* EXERCISE *
Output all records precisely as written.

* DATASET EXTRACT *
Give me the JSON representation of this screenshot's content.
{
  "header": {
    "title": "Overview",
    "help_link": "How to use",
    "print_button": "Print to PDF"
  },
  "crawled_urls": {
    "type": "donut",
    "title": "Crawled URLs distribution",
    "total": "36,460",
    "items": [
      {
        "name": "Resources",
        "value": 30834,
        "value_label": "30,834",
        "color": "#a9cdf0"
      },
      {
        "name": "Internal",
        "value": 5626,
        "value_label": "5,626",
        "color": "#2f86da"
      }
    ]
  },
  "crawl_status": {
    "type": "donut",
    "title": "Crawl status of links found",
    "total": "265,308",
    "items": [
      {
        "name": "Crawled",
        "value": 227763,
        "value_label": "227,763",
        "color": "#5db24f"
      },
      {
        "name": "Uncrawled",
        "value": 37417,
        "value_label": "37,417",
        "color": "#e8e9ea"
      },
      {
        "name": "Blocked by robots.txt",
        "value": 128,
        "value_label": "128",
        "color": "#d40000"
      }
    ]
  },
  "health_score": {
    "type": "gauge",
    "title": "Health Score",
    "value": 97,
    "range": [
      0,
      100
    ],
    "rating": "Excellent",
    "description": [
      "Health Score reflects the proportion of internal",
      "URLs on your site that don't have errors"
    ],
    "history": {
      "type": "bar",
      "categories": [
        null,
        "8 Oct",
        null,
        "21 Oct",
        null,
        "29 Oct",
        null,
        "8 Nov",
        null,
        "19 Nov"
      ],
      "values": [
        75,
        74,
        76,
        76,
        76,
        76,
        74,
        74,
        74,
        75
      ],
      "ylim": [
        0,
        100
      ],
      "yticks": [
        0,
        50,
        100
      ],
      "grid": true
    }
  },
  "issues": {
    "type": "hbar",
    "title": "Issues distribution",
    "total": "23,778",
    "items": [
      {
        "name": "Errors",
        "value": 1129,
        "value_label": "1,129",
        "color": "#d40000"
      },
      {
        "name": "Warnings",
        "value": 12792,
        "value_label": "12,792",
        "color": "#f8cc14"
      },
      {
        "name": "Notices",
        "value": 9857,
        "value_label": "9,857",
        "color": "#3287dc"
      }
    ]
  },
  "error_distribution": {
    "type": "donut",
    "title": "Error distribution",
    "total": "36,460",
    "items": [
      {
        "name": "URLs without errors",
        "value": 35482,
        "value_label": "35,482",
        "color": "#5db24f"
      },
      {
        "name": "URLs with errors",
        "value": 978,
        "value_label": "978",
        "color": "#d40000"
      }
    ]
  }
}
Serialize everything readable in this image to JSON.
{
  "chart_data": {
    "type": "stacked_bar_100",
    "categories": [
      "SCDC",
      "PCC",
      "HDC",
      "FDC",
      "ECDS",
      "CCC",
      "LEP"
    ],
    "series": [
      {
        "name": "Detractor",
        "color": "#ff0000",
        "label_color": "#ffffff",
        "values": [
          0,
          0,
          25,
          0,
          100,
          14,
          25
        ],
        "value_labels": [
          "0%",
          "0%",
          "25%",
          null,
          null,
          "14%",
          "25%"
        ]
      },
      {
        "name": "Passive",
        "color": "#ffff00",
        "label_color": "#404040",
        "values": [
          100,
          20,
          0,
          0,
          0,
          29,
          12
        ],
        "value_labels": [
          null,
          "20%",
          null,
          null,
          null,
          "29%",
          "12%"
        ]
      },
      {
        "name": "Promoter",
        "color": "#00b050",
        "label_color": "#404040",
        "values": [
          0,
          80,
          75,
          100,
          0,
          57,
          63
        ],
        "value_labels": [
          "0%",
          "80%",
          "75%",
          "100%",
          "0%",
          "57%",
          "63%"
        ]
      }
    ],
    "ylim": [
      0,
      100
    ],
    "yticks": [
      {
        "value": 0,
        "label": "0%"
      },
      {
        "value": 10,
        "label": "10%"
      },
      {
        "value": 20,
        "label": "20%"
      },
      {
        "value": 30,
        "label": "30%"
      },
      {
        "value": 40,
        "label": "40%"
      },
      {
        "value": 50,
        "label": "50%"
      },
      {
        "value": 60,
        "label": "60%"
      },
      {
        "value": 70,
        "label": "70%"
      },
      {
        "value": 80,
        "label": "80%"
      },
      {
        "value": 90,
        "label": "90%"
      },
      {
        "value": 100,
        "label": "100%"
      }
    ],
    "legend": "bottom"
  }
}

* WRITTEN ANSWER *
Give me the JSON representation of this screenshot's content.
{
  "header": {
    "title": "Overview",
    "help_link": "How to use",
    "print_button": "Print to PDF"
  },
  "crawled_urls": {
    "type": "donut",
    "title": "Crawled URLs distribution",
    "total": "36,460",
    "items": [
      {
        "name": "Resources",
        "value": 30834,
        "value_label": "30,834",
        "color": "#a9cdf0"
      },
      {
        "name": "Internal",
        "value": 5626,
        "value_label": "5,626",
        "color": "#2f86da"
      }
    ]
  },
  "crawl_status": {
    "type": "donut",
    "title": "Crawl status of links found",
    "total": "265,308",
    "items": [
      {
        "name": "Crawled",
        "value": 227763,
        "value_label": "227,763",
        "color": "#5db24f"
      },
      {
        "name": "Uncrawled",
        "value": 37417,
        "value_label": "37,417",
        "color": "#e8e9ea"
      },
      {
        "name": "Blocked by robots.txt",
        "value": 128,
        "value_label": "128",
        "color": "#d40000"
      }
    ]
  },
  "health_score": {
    "type": "gauge",
    "title": "Health Score",
    "value": 97,
    "range": [
      0,
      100
    ],
    "rating": "Excellent",
    "description": [
      "Health Score reflects the proportion of internal",
      "URLs on your site that don't have errors"
    ],
    "history": {
      "type": "bar",
      "categories": [
        null,
        "8 Oct",
        null,
        "21 Oct",
        null,
        "29 Oct",
        null,
        "8 Nov",
        null,
        "19 Nov"
      ],
      "values": [
        75,
        74,
        76,
        76,
        76,
        76,
        74,
        74,
        74,
        75
      ],
      "ylim": [
        0,
        100
      ],
      "yticks": [
        0,
        50,
        100
      ],
      "grid": true
    }
  },
  "issues": {
    "type": "hbar",
    "title": "Issues distribution",
    "total": "23,778",
    "items": [
      {
        "name": "Errors",
        "value": 1129,
        "value_label": "1,129",
        "color": "#d40000"
      },
      {
        "name": "Warnings",
        "value": 12792,
        "value_label": "12,792",
        "color": "#f8cc14"
      },
      {
        "name": "Notices",
        "value": 9857,
        "value_label": "9,857",
        "color": "#3287dc"
      }
    ]
  },
  "error_distribution": {
    "type": "donut",
    "title": "Error distribution",
    "total": "36,460",
    "items": [
      {
        "name": "URLs without errors",
        "value": 35482,
        "value_label": "35,482",
        "color": "#5db24f"
      },
      {
        "name": "URLs with errors",
        "value": 978,
        "value_label": "978",
        "color": "#d40000"
      }
    ]
  }
}
Serialize everything readable in this image to JSON.
{
  "chart_data": {
    "type": "stacked_bar_100",
    "categories": [
      "SCDC",
      "PCC",
      "HDC",
      "FDC",
      "ECDS",
      "CCC",
      "LEP"
    ],
    "series": [
      {
        "name": "Detractor",
        "color": "#ff0000",
        "label_color": "#ffffff",
        "values": [
          0,
          0,
          25,
          0,
          100,
          14,
          25
        ],
        "value_labels": [
          "0%",
          "0%",
          "25%",
          null,
          null,
          "14%",
          "25%"
        ]
      },
      {
        "name": "Passive",
        "color": "#ffff00",
        "label_color": "#404040",
        "values": [
          100,
          20,
          0,
          0,
          0,
          29,
          12
        ],
        "value_labels": [
          null,
          "20%",
          null,
          null,
          null,
          "29%",
          "12%"
        ]
      },
      {
        "name": "Promoter",
        "color": "#00b050",
        "label_color": "#404040",
        "values": [
          0,
          80,
          75,
          100,
          0,
          57,
          63
        ],
        "value_labels": [
          "0%",
          "80%",
          "75%",
          "100%",
          "0%",
          "57%",
          "63%"
        ]
      }
    ],
    "ylim": [
      0,
      100
    ],
    "yticks": [
      {
        "value": 0,
        "label": "0%"
      },
      {
        "value": 10,
        "label": "10%"
      },
      {
        "value": 20,
        "label": "20%"
      },
      {
        "value": 30,
        "label": "30%"
      },
      {
        "value": 40,
        "label": "40%"
      },
      {
        "value": 50,
        "label": "50%"
      },
      {
        "value": 60,
        "label": "60%"
      },
      {
        "value": 70,
        "label": "70%"
      },
      {
        "value": 80,
        "label": "80%"
      },
      {
        "value": 90,
        "label": "90%"
      },
      {
        "value": 100,
        "label": "100%"
      }
    ],
    "legend": "bottom"
  }
}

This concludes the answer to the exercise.